Exercise task - Print the entries below word for word; the pictures stay out of your copy.

[start of Records shown]

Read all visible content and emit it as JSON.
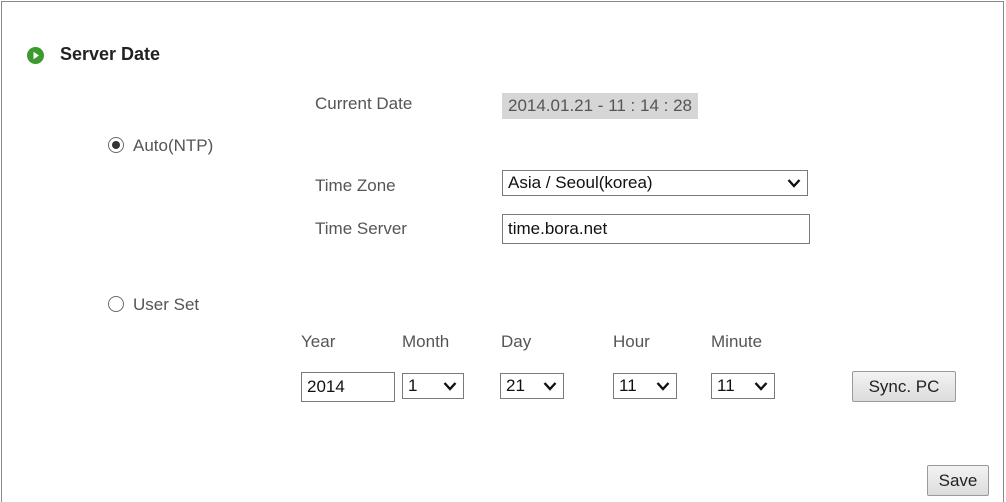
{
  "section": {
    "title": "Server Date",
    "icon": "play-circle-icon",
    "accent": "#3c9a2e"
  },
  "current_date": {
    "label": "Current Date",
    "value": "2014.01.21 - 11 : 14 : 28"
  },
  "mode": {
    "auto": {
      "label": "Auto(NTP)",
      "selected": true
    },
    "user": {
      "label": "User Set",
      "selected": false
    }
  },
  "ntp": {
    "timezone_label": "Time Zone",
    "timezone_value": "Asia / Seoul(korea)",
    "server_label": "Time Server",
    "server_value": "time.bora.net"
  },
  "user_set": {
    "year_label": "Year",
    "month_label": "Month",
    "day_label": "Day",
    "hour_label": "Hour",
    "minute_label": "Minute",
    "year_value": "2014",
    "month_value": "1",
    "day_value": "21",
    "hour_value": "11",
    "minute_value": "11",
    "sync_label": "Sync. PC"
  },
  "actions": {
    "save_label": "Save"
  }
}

[end of Records shown]

Written solution -
Read all visible content and emit it as JSON.
{
  "section": {
    "title": "Server Date",
    "icon": "play-circle-icon",
    "accent": "#3c9a2e"
  },
  "current_date": {
    "label": "Current Date",
    "value": "2014.01.21 - 11 : 14 : 28"
  },
  "mode": {
    "auto": {
      "label": "Auto(NTP)",
      "selected": true
    },
    "user": {
      "label": "User Set",
      "selected": false
    }
  },
  "ntp": {
    "timezone_label": "Time Zone",
    "timezone_value": "Asia / Seoul(korea)",
    "server_label": "Time Server",
    "server_value": "time.bora.net"
  },
  "user_set": {
    "year_label": "Year",
    "month_label": "Month",
    "day_label": "Day",
    "hour_label": "Hour",
    "minute_label": "Minute",
    "year_value": "2014",
    "month_value": "1",
    "day_value": "21",
    "hour_value": "11",
    "minute_value": "11",
    "sync_label": "Sync. PC"
  },
  "actions": {
    "save_label": "Save"
  }
}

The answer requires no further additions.